### Task statement
In the material below, list every line carrying the string "도메인에".

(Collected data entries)

************

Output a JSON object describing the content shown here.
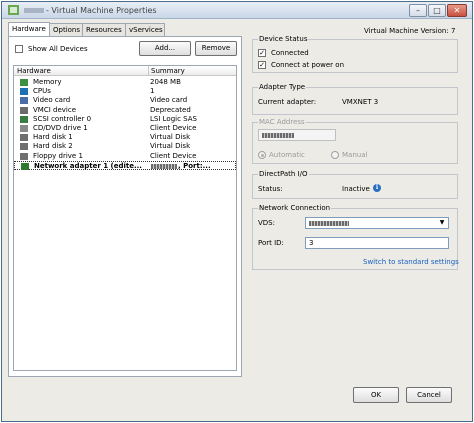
{
  "window": {
    "title": "- Virtual Machine Properties",
    "controls": [
      "–",
      "□",
      "✕"
    ]
  },
  "tabs": [
    "Hardware",
    "Options",
    "Resources",
    "vServices"
  ],
  "left": {
    "show_all_devices": "Show All Devices",
    "add_button": "Add...",
    "remove_button": "Remove",
    "columns": [
      "Hardware",
      "Summary"
    ],
    "rows": [
      {
        "name": "Memory",
        "summary": "2048 MB",
        "icon": "memory-icon",
        "color": "#3e8e41"
      },
      {
        "name": "CPUs",
        "summary": "1",
        "icon": "cpu-icon",
        "color": "#1f6fb3"
      },
      {
        "name": "Video card",
        "summary": "Video card",
        "icon": "video-card-icon",
        "color": "#4a6da8"
      },
      {
        "name": "VMCI device",
        "summary": "Deprecated",
        "icon": "vmci-icon",
        "color": "#6c6c6c"
      },
      {
        "name": "SCSI controller 0",
        "summary": "LSI Logic SAS",
        "icon": "scsi-icon",
        "color": "#3a7d44"
      },
      {
        "name": "CD/DVD drive 1",
        "summary": "Client Device",
        "icon": "cd-dvd-icon",
        "color": "#8a8a8a"
      },
      {
        "name": "Hard disk 1",
        "summary": "Virtual Disk",
        "icon": "hard-disk-icon",
        "color": "#6f6f6f"
      },
      {
        "name": "Hard disk 2",
        "summary": "Virtual Disk",
        "icon": "hard-disk-icon",
        "color": "#6f6f6f"
      },
      {
        "name": "Floppy drive 1",
        "summary": "Client Device",
        "icon": "floppy-icon",
        "color": "#6f6f6f"
      },
      {
        "name": "Network adapter 1 (edite...",
        "summary": ", Port:...",
        "icon": "network-adapter-icon",
        "color": "#2f7a2f"
      }
    ]
  },
  "right": {
    "vm_version": "Virtual Machine Version: 7",
    "device_status": {
      "title": "Device Status",
      "connected": "Connected",
      "connect_at_power_on": "Connect at power on",
      "check": "✓"
    },
    "adapter_type": {
      "title": "Adapter Type",
      "label": "Current adapter:",
      "value": "VMXNET 3"
    },
    "mac_address": {
      "title": "MAC Address",
      "automatic": "Automatic",
      "manual": "Manual"
    },
    "directpath": {
      "title": "DirectPath I/O",
      "label": "Status:",
      "value": "Inactive",
      "info": "i"
    },
    "network_connection": {
      "title": "Network Connection",
      "vds_label": "VDS:",
      "port_label": "Port ID:",
      "port_value": "3",
      "switch_link": "Switch to standard settings",
      "dropdown_arrow": "▼"
    }
  },
  "footer": {
    "ok": "OK",
    "cancel": "Cancel"
  }
}
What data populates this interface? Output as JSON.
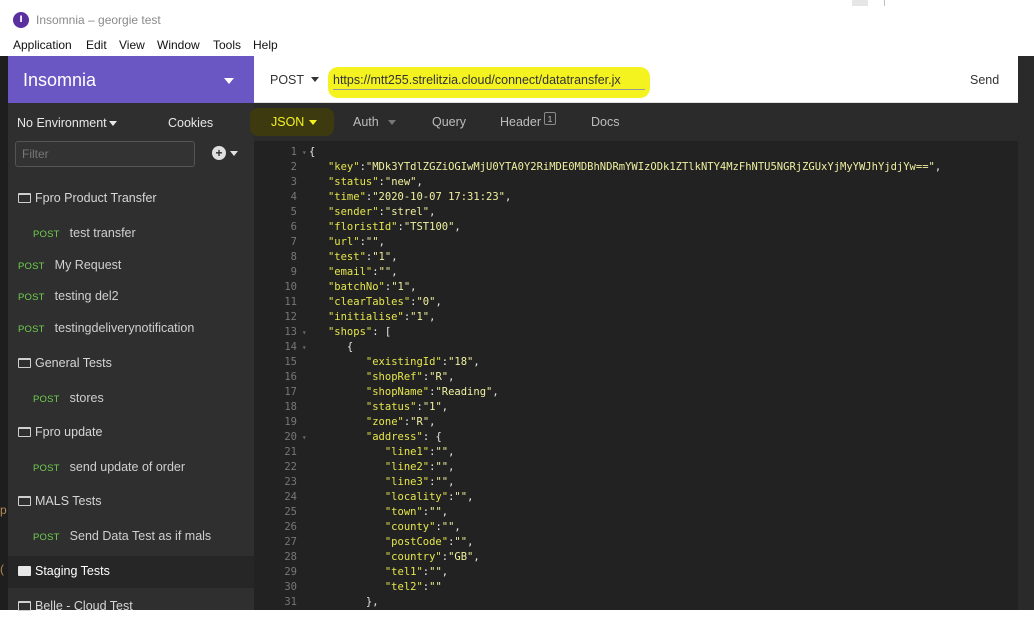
{
  "window": {
    "title": "Insomnia – georgie test",
    "icon": "insomnia-logo-icon"
  },
  "menu": [
    "Application",
    "Edit",
    "View",
    "Window",
    "Tools",
    "Help"
  ],
  "sidebar": {
    "title": "Insomnia",
    "environment": "No Environment",
    "cookies": "Cookies",
    "filter_placeholder": "Filter",
    "items": [
      {
        "type": "folder",
        "label": "Fpro Product Transfer"
      },
      {
        "type": "request",
        "method": "POST",
        "label": "test transfer",
        "indent": true
      },
      {
        "type": "request",
        "method": "POST",
        "label": "My Request",
        "indent": false
      },
      {
        "type": "request",
        "method": "POST",
        "label": "testing del2",
        "indent": false
      },
      {
        "type": "request",
        "method": "POST",
        "label": "testingdeliverynotification",
        "indent": false
      },
      {
        "type": "folder",
        "label": "General Tests"
      },
      {
        "type": "request",
        "method": "POST",
        "label": "stores",
        "indent": true
      },
      {
        "type": "folder",
        "label": "Fpro update"
      },
      {
        "type": "request",
        "method": "POST",
        "label": "send update of order",
        "indent": true
      },
      {
        "type": "folder",
        "label": "MALS Tests"
      },
      {
        "type": "request",
        "method": "POST",
        "label": "Send Data Test as if mals",
        "indent": true
      },
      {
        "type": "folder",
        "label": "Staging Tests",
        "closed": true
      },
      {
        "type": "folder",
        "label": "Belle - Cloud Test"
      }
    ]
  },
  "request": {
    "method": "POST",
    "url": "https://mtt255.strelitzia.cloud/connect/datatransfer.jx",
    "send": "Send"
  },
  "tabs": {
    "body": "JSON",
    "auth": "Auth",
    "query": "Query",
    "header": "Header",
    "header_count": "1",
    "docs": "Docs"
  },
  "editor": {
    "lines": [
      "{",
      "   \"key\":\"MDk3YTdlZGZiOGIwMjU0YTA0Y2RiMDE0MDBhNDRmYWIzODk1ZTlkNTY4MzFhNTU5NGRjZGUxYjMyYWJhYjdjYw==\",",
      "   \"status\":\"new\",",
      "   \"time\":\"2020-10-07 17:31:23\",",
      "   \"sender\":\"strel\",",
      "   \"floristId\":\"TST100\",",
      "   \"url\":\"\",",
      "   \"test\":\"1\",",
      "   \"email\":\"\",",
      "   \"batchNo\":\"1\",",
      "   \"clearTables\":\"0\",",
      "   \"initialise\":\"1\",",
      "   \"shops\": [",
      "      {",
      "         \"existingId\":\"18\",",
      "         \"shopRef\":\"R\",",
      "         \"shopName\":\"Reading\",",
      "         \"status\":\"1\",",
      "         \"zone\":\"R\",",
      "         \"address\": {",
      "            \"line1\":\"\",",
      "            \"line2\":\"\",",
      "            \"line3\":\"\",",
      "            \"locality\":\"\",",
      "            \"town\":\"\",",
      "            \"county\":\"\",",
      "            \"postCode\":\"\",",
      "            \"country\":\"GB\",",
      "            \"tel1\":\"\",",
      "            \"tel2\":\"\"",
      "         },"
    ],
    "fold_lines": [
      1,
      13,
      14,
      20
    ]
  }
}
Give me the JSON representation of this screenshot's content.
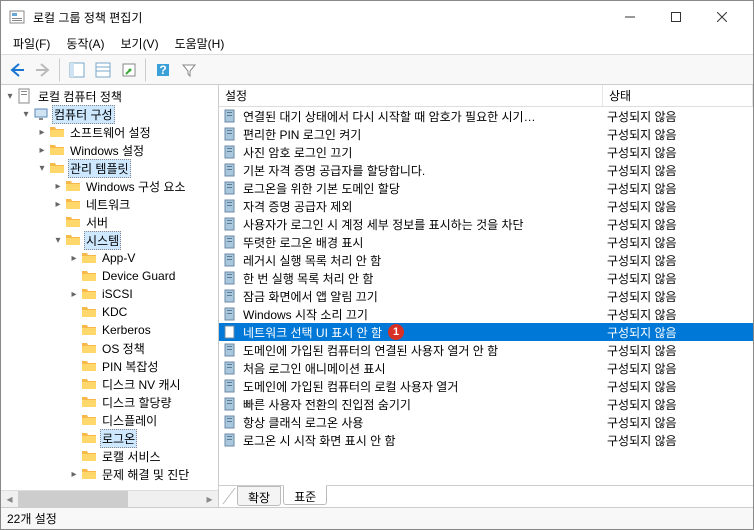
{
  "window": {
    "title": "로컬 그룹 정책 편집기"
  },
  "menu": {
    "file": "파일(F)",
    "action": "동작(A)",
    "view": "보기(V)",
    "help": "도움말(H)"
  },
  "tree": {
    "root": "로컬 컴퓨터 정책",
    "computer_config": "컴퓨터 구성",
    "software_settings": "소프트웨어 설정",
    "windows_settings": "Windows 설정",
    "admin_templates": "관리 템플릿",
    "windows_components": "Windows 구성 요소",
    "network": "네트워크",
    "server": "서버",
    "system": "시스템",
    "appv": "App-V",
    "device_guard": "Device Guard",
    "iscsi": "iSCSI",
    "kdc": "KDC",
    "kerberos": "Kerberos",
    "os_policy": "OS 정책",
    "pin": "PIN 복잡성",
    "disk_nv": "디스크 NV 캐시",
    "disk_quota": "디스크 할당량",
    "display": "디스플레이",
    "logon": "로그온",
    "local_services": "로캘 서비스",
    "troubleshoot": "문제 해결 및 진단"
  },
  "columns": {
    "setting": "설정",
    "state": "상태"
  },
  "state_not_configured": "구성되지 않음",
  "settings": [
    "연결된 대기 상태에서 다시 시작할 때 암호가 필요한 시기…",
    "편리한 PIN 로그인 켜기",
    "사진 암호 로그인 끄기",
    "기본 자격 증명 공급자를 할당합니다.",
    "로그온을 위한 기본 도메인 할당",
    "자격 증명 공급자 제외",
    "사용자가 로그인 시 계정 세부 정보를 표시하는 것을 차단",
    "뚜렷한 로그온 배경 표시",
    "레거시 실행 목록 처리 안 함",
    "한 번 실행 목록 처리 안 함",
    "잠금 화면에서 앱 알림 끄기",
    "Windows 시작 소리 끄기",
    "네트워크 선택 UI 표시 안 함",
    "도메인에 가입된 컴퓨터의 연결된 사용자 열거 안 함",
    "처음 로그인 애니메이션 표시",
    "도메인에 가입된 컴퓨터의 로컬 사용자 열거",
    "빠른 사용자 전환의 진입점 숨기기",
    "항상 클래식 로그온 사용",
    "로그온 시 시작 화면 표시 안 함"
  ],
  "selected_index": 12,
  "callout": "1",
  "tabs": {
    "extended": "확장",
    "standard": "표준"
  },
  "status": "22개 설정"
}
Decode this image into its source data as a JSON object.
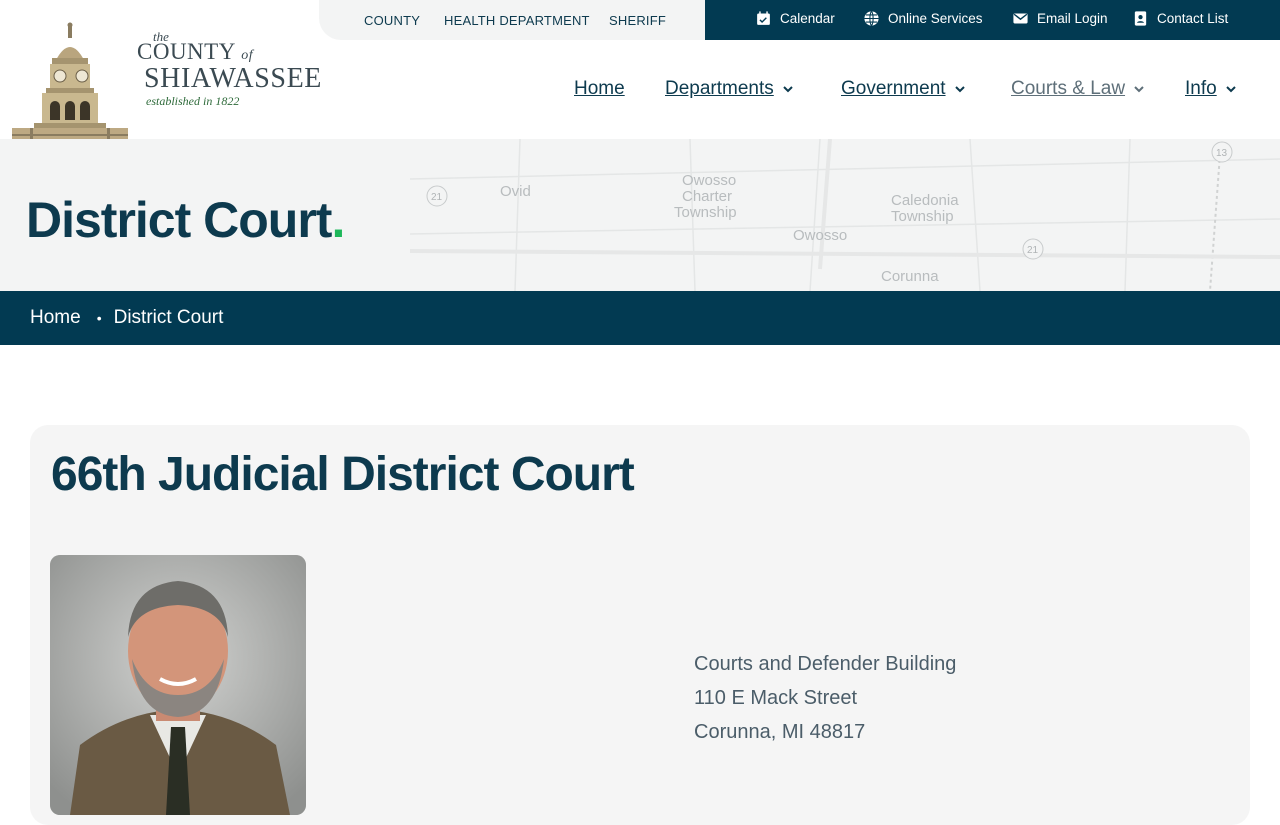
{
  "topbar": {
    "left_links": [
      "COUNTY",
      "HEALTH DEPARTMENT",
      "SHERIFF"
    ],
    "right_links": [
      {
        "label": "Calendar",
        "icon": "calendar-check-icon"
      },
      {
        "label": "Online Services",
        "icon": "globe-icon"
      },
      {
        "label": "Email Login",
        "icon": "mail-icon"
      },
      {
        "label": "Contact List",
        "icon": "contact-card-icon"
      }
    ]
  },
  "logo": {
    "the": "the",
    "county": "COUNTY",
    "of": "of",
    "name": "SHIAWASSEE",
    "established": "established in 1822"
  },
  "nav": {
    "items": [
      {
        "label": "Home",
        "dropdown": false
      },
      {
        "label": "Departments",
        "dropdown": true
      },
      {
        "label": "Government",
        "dropdown": true
      },
      {
        "label": "Courts & Law",
        "dropdown": true
      },
      {
        "label": "Info",
        "dropdown": true
      }
    ]
  },
  "hero": {
    "title": "District Court",
    "title_dot": ".",
    "map_labels": [
      "Ovid",
      "Owosso",
      "Charter",
      "Township",
      "Owosso",
      "Caledonia",
      "Township",
      "Corunna",
      "21",
      "21",
      "13"
    ]
  },
  "breadcrumb": {
    "home": "Home",
    "separator": "•",
    "current": "District Court"
  },
  "content": {
    "title": "66th Judicial District Court",
    "address": [
      "Courts and Defender Building",
      "110 E Mack Street",
      "Corunna, MI 48817"
    ]
  },
  "colors": {
    "navy": "#023a52",
    "text": "#0d3a4e",
    "accent_green": "#1db75a",
    "muted": "#5e6f79"
  }
}
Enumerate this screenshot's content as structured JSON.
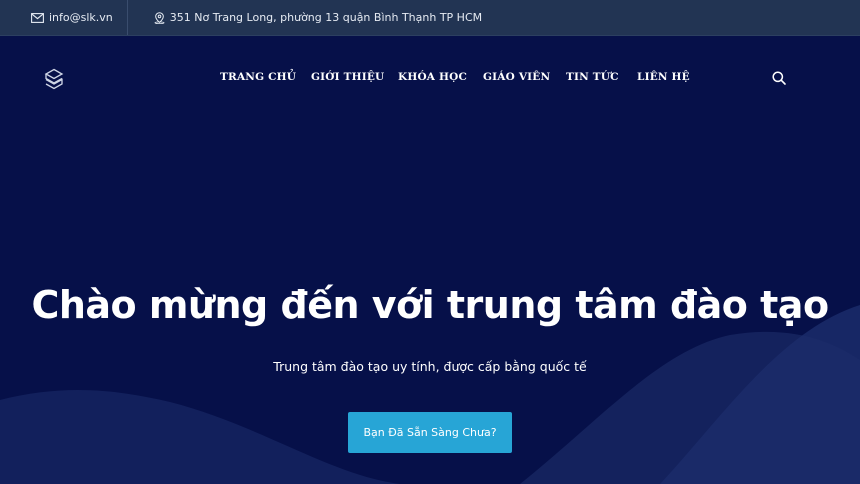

************

### Exercise response
    "도메인에 가입된 컴퓨터의 연결된 사용자 열거 안 함",
    "도메인에 가입된 컴퓨터의 로컬 사용자 열거",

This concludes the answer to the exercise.